— begin DATA SUPPLIED —

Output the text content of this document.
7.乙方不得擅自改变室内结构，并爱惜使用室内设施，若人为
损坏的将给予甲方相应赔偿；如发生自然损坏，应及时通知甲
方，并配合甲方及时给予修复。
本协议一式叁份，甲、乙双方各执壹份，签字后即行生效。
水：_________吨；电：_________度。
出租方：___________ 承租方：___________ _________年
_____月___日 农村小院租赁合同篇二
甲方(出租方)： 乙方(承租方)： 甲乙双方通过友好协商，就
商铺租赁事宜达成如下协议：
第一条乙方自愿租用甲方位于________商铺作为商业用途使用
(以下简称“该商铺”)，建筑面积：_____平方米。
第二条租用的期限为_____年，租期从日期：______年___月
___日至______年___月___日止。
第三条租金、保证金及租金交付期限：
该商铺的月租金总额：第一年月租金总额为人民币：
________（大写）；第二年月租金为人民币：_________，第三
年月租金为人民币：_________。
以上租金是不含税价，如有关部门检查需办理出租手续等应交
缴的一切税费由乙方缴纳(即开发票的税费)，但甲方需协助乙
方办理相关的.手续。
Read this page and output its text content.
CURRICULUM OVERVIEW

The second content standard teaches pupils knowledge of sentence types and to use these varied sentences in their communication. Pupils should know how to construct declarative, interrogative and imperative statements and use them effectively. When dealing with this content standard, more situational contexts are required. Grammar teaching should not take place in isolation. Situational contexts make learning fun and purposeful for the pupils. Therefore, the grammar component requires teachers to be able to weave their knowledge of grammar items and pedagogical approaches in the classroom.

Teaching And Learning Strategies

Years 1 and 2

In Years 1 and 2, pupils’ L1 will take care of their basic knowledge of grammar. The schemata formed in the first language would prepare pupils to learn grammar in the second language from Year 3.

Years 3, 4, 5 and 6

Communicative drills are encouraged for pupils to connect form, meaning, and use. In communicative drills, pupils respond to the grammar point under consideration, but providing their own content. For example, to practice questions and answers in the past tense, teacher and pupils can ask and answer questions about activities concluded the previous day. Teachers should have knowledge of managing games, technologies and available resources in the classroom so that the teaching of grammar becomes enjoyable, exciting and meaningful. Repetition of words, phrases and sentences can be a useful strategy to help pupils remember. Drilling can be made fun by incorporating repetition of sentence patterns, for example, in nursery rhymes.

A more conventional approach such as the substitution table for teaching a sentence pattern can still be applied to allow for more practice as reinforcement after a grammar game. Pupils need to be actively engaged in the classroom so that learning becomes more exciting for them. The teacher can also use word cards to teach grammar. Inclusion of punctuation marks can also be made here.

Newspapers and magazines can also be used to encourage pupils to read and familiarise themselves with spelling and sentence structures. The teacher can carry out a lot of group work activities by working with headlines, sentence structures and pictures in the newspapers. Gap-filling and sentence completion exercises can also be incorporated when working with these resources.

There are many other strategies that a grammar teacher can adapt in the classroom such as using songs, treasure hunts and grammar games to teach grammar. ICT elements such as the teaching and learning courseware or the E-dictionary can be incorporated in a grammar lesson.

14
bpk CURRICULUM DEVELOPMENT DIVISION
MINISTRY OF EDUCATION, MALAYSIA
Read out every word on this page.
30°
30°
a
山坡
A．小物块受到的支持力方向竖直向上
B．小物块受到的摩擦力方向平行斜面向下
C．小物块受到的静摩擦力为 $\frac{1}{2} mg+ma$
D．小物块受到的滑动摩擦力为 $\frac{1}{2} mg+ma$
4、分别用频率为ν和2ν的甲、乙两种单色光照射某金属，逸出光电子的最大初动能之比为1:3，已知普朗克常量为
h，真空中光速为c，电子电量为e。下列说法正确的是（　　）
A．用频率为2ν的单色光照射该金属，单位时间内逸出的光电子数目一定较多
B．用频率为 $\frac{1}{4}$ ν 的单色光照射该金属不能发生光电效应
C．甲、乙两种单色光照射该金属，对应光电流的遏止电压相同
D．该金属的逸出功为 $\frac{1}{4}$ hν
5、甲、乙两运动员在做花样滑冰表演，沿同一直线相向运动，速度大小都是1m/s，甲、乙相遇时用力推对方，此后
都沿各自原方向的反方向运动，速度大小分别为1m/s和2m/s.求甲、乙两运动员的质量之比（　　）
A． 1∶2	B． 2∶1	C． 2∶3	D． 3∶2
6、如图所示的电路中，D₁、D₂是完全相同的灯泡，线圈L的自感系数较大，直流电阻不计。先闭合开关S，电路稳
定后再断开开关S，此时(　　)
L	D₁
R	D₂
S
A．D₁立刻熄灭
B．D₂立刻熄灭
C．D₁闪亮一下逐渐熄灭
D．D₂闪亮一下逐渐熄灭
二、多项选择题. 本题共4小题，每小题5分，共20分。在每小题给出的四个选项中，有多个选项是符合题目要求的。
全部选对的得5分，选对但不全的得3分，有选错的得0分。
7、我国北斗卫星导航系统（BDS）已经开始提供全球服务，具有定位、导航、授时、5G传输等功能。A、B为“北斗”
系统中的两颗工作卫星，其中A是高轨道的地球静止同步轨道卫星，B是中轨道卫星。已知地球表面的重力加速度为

— end DATA SUPPLIED —

WHAT YOU ARE ASKED TO DO:
Go through the entries above and pull out each line with "Years" in it.

THE COMPLETED TASK:
Years 1 and 2
In Years 1 and 2, pupils’ L1 will take care of their basic knowledge of grammar. The schemata formed in the first language would prepare pupils to learn grammar in the second language from Year 3.
Years 3, 4, 5 and 6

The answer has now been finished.